» **Exercise aim**:
Search the material below for the word "JSON". Copy every line that has it.
-------
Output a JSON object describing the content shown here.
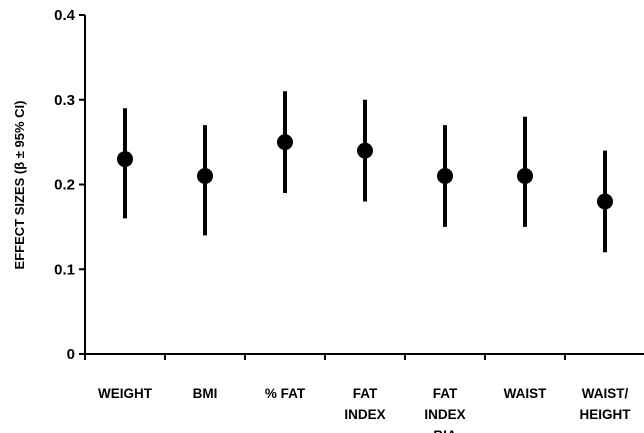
{
  "chart_data": {
    "type": "scatter",
    "ylabel": "EFFECT SIZES (β ± 95% CI)",
    "xlabel": "",
    "title": "",
    "ylim": [
      0,
      0.4
    ],
    "yticks": [
      "0",
      "0.1",
      "0.2",
      "0.3",
      "0.4"
    ],
    "categories": [
      [
        "WEIGHT"
      ],
      [
        "BMI"
      ],
      [
        "% FAT"
      ],
      [
        "FAT",
        "INDEX"
      ],
      [
        "FAT",
        "INDEX",
        "BIA"
      ],
      [
        "WAIST"
      ],
      [
        "WAIST/",
        "HEIGHT"
      ]
    ],
    "values": [
      0.23,
      0.21,
      0.25,
      0.24,
      0.21,
      0.21,
      0.18
    ],
    "ci_lower": [
      0.16,
      0.14,
      0.19,
      0.18,
      0.15,
      0.15,
      0.12
    ],
    "ci_upper": [
      0.29,
      0.27,
      0.31,
      0.3,
      0.27,
      0.28,
      0.24
    ],
    "grid": false,
    "legend": "none",
    "marker_color": "#000000"
  }
}
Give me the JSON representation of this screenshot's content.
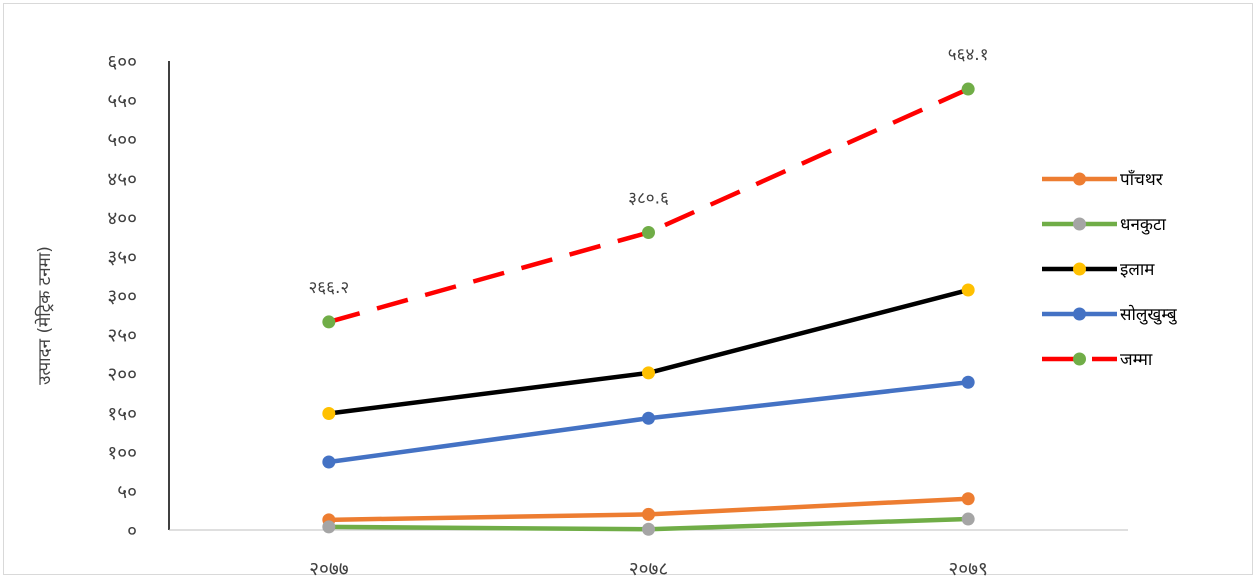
{
  "chart_data": {
    "type": "line",
    "title": "",
    "xlabel": "",
    "ylabel": "उत्पादन (मेट्रिक टनमा)",
    "ylim": [
      0,
      600
    ],
    "yticks": [
      0,
      50,
      100,
      150,
      200,
      250,
      300,
      350,
      400,
      450,
      500,
      550,
      600
    ],
    "ytick_labels": [
      "०",
      "५०",
      "१००",
      "१५०",
      "२००",
      "२५०",
      "३००",
      "३५०",
      "४००",
      "४५०",
      "५००",
      "५५०",
      "६००"
    ],
    "categories": [
      "२०७७",
      "२०७८",
      "२०७९"
    ],
    "grid": false,
    "legend_position": "right",
    "series": [
      {
        "name": "पाँचथर",
        "values": [
          13,
          20,
          40
        ],
        "line_color": "#ED7D31",
        "marker_color": "#ED7D31",
        "dashed": false
      },
      {
        "name": "धनकुटा",
        "values": [
          4,
          1,
          14
        ],
        "line_color": "#70AD47",
        "marker_color": "#A5A5A5",
        "dashed": false
      },
      {
        "name": "इलाम",
        "values": [
          149,
          201,
          307
        ],
        "line_color": "#000000",
        "marker_color": "#FFC000",
        "dashed": false
      },
      {
        "name": "सोलुखुम्बु",
        "values": [
          87,
          143,
          189
        ],
        "line_color": "#4472C4",
        "marker_color": "#4472C4",
        "dashed": false
      },
      {
        "name": "जम्मा",
        "values": [
          266.2,
          380.6,
          564.1
        ],
        "line_color": "#FF0000",
        "marker_color": "#70AD47",
        "dashed": true,
        "data_labels": [
          "२६६.२",
          "३८०.६",
          "५६४.१"
        ]
      }
    ]
  }
}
-------
» **Answer**:
Output a JSON object describing the content shown here.
Give me the JSON representation of this screenshot's content.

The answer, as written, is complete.